Lindbergh es, desde sus inicios, un muchacho seco, introvertido, calculador, dotado; no obstante, de un olfato especial para la aventura y el éxito que nadie reconoce. 

«De un tipo tan flemático e impávido no puede salir nada bueno. Es un gran cabeza de rábano», escribe uno de sus compañeros del bachillerato.

Nacido el 4 de febrero de 1902 en Detroit, Míchigan, en el seno de una familia de inmigrantes suecos, abandona en 1922 una ingeniería en la Universidad de Wisconsin-Madison, por su falta de vocación para los estudios, y se incorpora a un programa de entrenamiento destinado a pilotos y mecánicos de la compañía Nebraska Aircraft, en la ciudad de Lincoln.

Poco tiempo después, compra su propio avión, un Curtiss JN-4 Jenny, y se dedica a dar exhibiciones de acrobacia por todo el país, antes de comenzar a entrenarse en el ejército del aire. 

Una vez egresado, consigue un empleo como jefe de aviadores en una ruta de correo perteneciente a la compañía Robertson Aircraft Co., en San Luis, Missouri, y muestra los primeros indicios de su intrepidez al salvar varias bolsas de correo destinadas a perecer en un aeroplano en llamas.

---

# [Problema breve]
Actualiza el fragmento sobre Lindbergh desde "Lindbergh es, desde" hasta "ejército del aire.", ambos incluidos, sustituyendo "Nebraska Aircraft" por "Lincoln Aircraft". Los registros no guardan relación con el fragmento.

---

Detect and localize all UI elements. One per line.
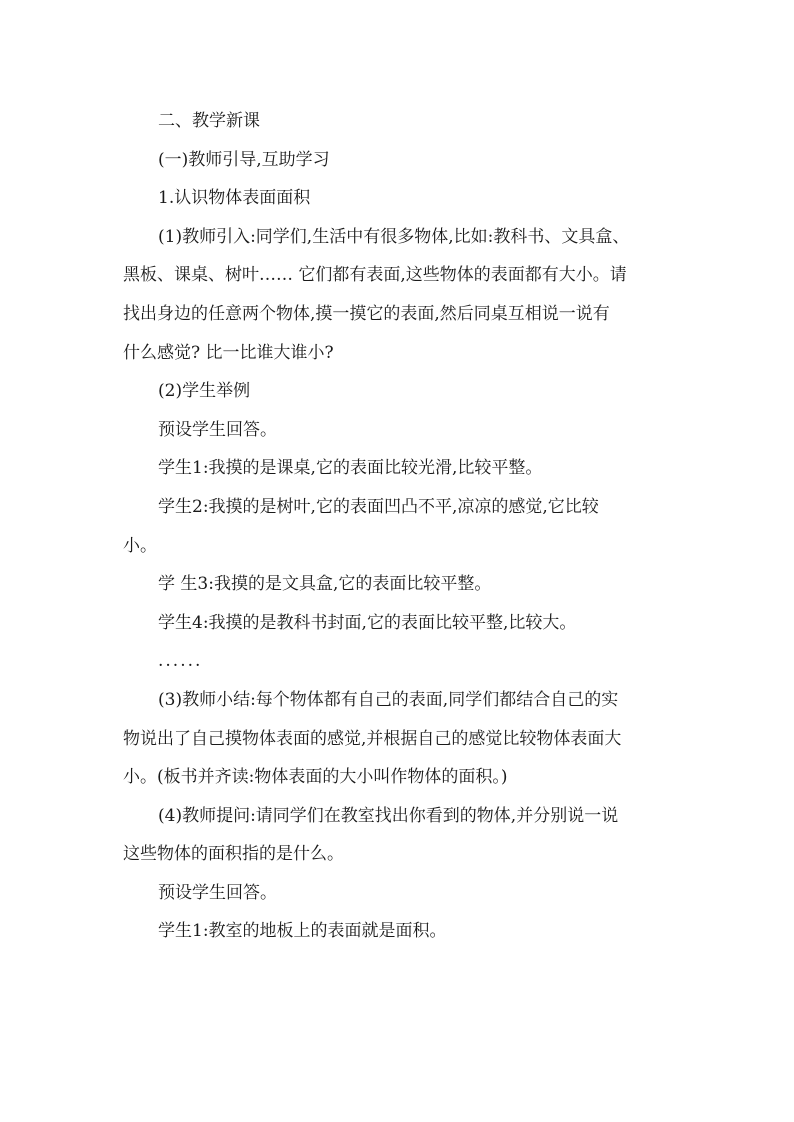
student-answer: 学生2:我摸的是树叶,它的表面凹凸不平,凉凉的感觉,它比较 [158, 496, 599, 517]
paragraph-line: (3)教师小结:每个物体都有自己的表面,同学们都结合自己的实 [158, 689, 619, 710]
paragraph-line: 什么感觉? 比一比谁大谁小? [123, 342, 334, 363]
subsection-heading: (一)教师引导,互助学习 [158, 149, 330, 170]
ellipsis-line: ...... [158, 651, 203, 672]
paragraph-line: 预设学生回答。 [158, 882, 277, 903]
paragraph-line: (1)教师引入:同学们,生活中有很多物体,比如:教科书、文具盒、 [158, 226, 630, 247]
student-answer: 学 生3:我摸的是文具盒,它的表面比较平整。 [158, 574, 492, 595]
paragraph-line: (4)教师提问:请同学们在教室找出你看到的物体,并分别说一说 [158, 805, 619, 826]
student-answer: 学生4:我摸的是教科书封面,它的表面比较平整,比较大。 [158, 612, 577, 633]
student-answer: 学生1:教室的地板上的表面就是面积。 [158, 921, 447, 942]
paragraph-line: 小。 [123, 535, 157, 556]
paragraph-line: 物说出了自己摸物体表面的感觉,并根据自己的感觉比较物体表面大 [123, 728, 622, 749]
document-body [123, 102, 683, 951]
step-heading: (2)学生举例 [158, 381, 251, 402]
paragraph-line: 预设学生回答。 [158, 419, 277, 440]
paragraph-line: 小。(板书并齐读:物体表面的大小叫作物体的面积。) [123, 767, 508, 788]
student-answer: 学生1:我摸的是课桌,它的表面比较光滑,比较平整。 [158, 458, 543, 479]
paragraph-line: 找出身边的任意两个物体,摸一摸它的表面,然后同桌互相说一说有 [123, 303, 610, 324]
topic-heading: 1.认识物体表面面积 [158, 188, 311, 209]
section-heading: 二、教学新课 [158, 111, 260, 131]
paragraph-line: 这些物体的面积指的是什么。 [123, 844, 344, 865]
paragraph-line: 黑板、课桌、树叶…… 它们都有表面,这些物体的表面都有大小。请 [123, 265, 627, 286]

---

# [Respuesta correcta]
Lindbergh es, desde sus inicios, un muchacho seco, introvertido, calculador, dotado; no obstante, de un olfato especial para la aventura y el éxito que nadie reconoce. 

«De un tipo tan flemático e impávido no puede salir nada bueno. Es un gran cabeza de rábano», escribe uno de sus compañeros del bachillerato.

Nacido el 4 de febrero de 1902 en Detroit, Míchigan, en el seno de una familia de inmigrantes suecos, abandona en 1922 una ingeniería en la Universidad de Wisconsin-Madison, por su falta de vocación para los estudios, y se incorpora a un programa de entrenamiento destinado a pilotos y mecánicos de la compañía Lincoln Aircraft, en la ciudad de Lincoln.

Poco tiempo después, compra su propio avión, un Curtiss JN-4 Jenny, y se dedica a dar exhibiciones de acrobacia por todo el país, antes de comenzar a entrenarse en el ejército del aire.